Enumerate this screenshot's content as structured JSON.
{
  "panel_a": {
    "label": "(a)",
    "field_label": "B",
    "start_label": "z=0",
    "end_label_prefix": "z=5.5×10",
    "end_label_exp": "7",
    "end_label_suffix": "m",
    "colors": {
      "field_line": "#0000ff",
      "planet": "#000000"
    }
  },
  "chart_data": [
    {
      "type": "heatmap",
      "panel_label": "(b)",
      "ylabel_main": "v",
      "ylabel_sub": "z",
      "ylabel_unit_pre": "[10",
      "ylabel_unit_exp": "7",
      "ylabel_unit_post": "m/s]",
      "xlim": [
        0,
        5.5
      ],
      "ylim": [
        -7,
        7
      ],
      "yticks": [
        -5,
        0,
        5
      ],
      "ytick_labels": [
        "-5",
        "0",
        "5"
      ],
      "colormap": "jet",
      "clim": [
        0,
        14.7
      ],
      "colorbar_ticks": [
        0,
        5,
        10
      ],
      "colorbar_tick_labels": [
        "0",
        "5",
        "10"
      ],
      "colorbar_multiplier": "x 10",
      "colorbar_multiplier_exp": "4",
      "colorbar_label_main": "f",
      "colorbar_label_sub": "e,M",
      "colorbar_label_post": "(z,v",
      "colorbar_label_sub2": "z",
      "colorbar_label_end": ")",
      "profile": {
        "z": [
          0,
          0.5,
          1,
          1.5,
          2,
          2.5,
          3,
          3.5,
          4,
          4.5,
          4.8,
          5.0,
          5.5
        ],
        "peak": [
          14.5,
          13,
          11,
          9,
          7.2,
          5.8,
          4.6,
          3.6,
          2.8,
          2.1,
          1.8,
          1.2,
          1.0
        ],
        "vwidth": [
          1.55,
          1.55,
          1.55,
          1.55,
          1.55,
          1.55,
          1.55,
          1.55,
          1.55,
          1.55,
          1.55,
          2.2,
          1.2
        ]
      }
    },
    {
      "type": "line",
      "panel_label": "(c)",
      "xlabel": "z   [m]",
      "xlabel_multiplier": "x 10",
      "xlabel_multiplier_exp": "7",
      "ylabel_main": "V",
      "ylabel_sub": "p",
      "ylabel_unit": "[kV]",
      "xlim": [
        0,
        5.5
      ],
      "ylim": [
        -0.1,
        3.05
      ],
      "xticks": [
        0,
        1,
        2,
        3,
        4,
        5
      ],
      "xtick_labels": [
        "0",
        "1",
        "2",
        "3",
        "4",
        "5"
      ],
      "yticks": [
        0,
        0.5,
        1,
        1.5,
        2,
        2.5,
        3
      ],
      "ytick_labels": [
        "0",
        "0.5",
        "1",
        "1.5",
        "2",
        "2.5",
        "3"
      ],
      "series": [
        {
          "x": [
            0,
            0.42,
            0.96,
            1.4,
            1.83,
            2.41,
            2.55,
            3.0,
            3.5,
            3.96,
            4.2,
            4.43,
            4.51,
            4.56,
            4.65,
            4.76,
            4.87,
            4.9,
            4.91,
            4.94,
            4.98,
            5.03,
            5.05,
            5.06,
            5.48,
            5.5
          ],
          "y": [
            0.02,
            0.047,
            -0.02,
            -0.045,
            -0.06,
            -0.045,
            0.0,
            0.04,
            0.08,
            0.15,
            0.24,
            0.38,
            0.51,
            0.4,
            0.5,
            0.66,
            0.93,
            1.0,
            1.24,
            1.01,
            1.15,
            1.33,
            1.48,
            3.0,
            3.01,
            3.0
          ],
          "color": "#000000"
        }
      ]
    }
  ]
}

===

* **Stated task**:
Give all the entries again exactly; leave none out.

* **Answer to this problem**:
Enumerate this screenshot's content as structured JSON.
{
  "panel_a": {
    "label": "(a)",
    "field_label": "B",
    "start_label": "z=0",
    "end_label_prefix": "z=5.5×10",
    "end_label_exp": "7",
    "end_label_suffix": "m",
    "colors": {
      "field_line": "#0000ff",
      "planet": "#000000"
    }
  },
  "chart_data": [
    {
      "type": "heatmap",
      "panel_label": "(b)",
      "ylabel_main": "v",
      "ylabel_sub": "z",
      "ylabel_unit_pre": "[10",
      "ylabel_unit_exp": "7",
      "ylabel_unit_post": "m/s]",
      "xlim": [
        0,
        5.5
      ],
      "ylim": [
        -7,
        7
      ],
      "yticks": [
        -5,
        0,
        5
      ],
      "ytick_labels": [
        "-5",
        "0",
        "5"
      ],
      "colormap": "jet",
      "clim": [
        0,
        14.7
      ],
      "colorbar_ticks": [
        0,
        5,
        10
      ],
      "colorbar_tick_labels": [
        "0",
        "5",
        "10"
      ],
      "colorbar_multiplier": "x 10",
      "colorbar_multiplier_exp": "4",
      "colorbar_label_main": "f",
      "colorbar_label_sub": "e,M",
      "colorbar_label_post": "(z,v",
      "colorbar_label_sub2": "z",
      "colorbar_label_end": ")",
      "profile": {
        "z": [
          0,
          0.5,
          1,
          1.5,
          2,
          2.5,
          3,
          3.5,
          4,
          4.5,
          4.8,
          5.0,
          5.5
        ],
        "peak": [
          14.5,
          13,
          11,
          9,
          7.2,
          5.8,
          4.6,
          3.6,
          2.8,
          2.1,
          1.8,
          1.2,
          1.0
        ],
        "vwidth": [
          1.55,
          1.55,
          1.55,
          1.55,
          1.55,
          1.55,
          1.55,
          1.55,
          1.55,
          1.55,
          1.55,
          2.2,
          1.2
        ]
      }
    },
    {
      "type": "line",
      "panel_label": "(c)",
      "xlabel": "z   [m]",
      "xlabel_multiplier": "x 10",
      "xlabel_multiplier_exp": "7",
      "ylabel_main": "V",
      "ylabel_sub": "p",
      "ylabel_unit": "[kV]",
      "xlim": [
        0,
        5.5
      ],
      "ylim": [
        -0.1,
        3.05
      ],
      "xticks": [
        0,
        1,
        2,
        3,
        4,
        5
      ],
      "xtick_labels": [
        "0",
        "1",
        "2",
        "3",
        "4",
        "5"
      ],
      "yticks": [
        0,
        0.5,
        1,
        1.5,
        2,
        2.5,
        3
      ],
      "ytick_labels": [
        "0",
        "0.5",
        "1",
        "1.5",
        "2",
        "2.5",
        "3"
      ],
      "series": [
        {
          "x": [
            0,
            0.42,
            0.96,
            1.4,
            1.83,
            2.41,
            2.55,
            3.0,
            3.5,
            3.96,
            4.2,
            4.43,
            4.51,
            4.56,
            4.65,
            4.76,
            4.87,
            4.9,
            4.91,
            4.94,
            4.98,
            5.03,
            5.05,
            5.06,
            5.48,
            5.5
          ],
          "y": [
            0.02,
            0.047,
            -0.02,
            -0.045,
            -0.06,
            -0.045,
            0.0,
            0.04,
            0.08,
            0.15,
            0.24,
            0.38,
            0.51,
            0.4,
            0.5,
            0.66,
            0.93,
            1.0,
            1.24,
            1.01,
            1.15,
            1.33,
            1.48,
            3.0,
            3.01,
            3.0
          ],
          "color": "#000000"
        }
      ]
    }
  ]
}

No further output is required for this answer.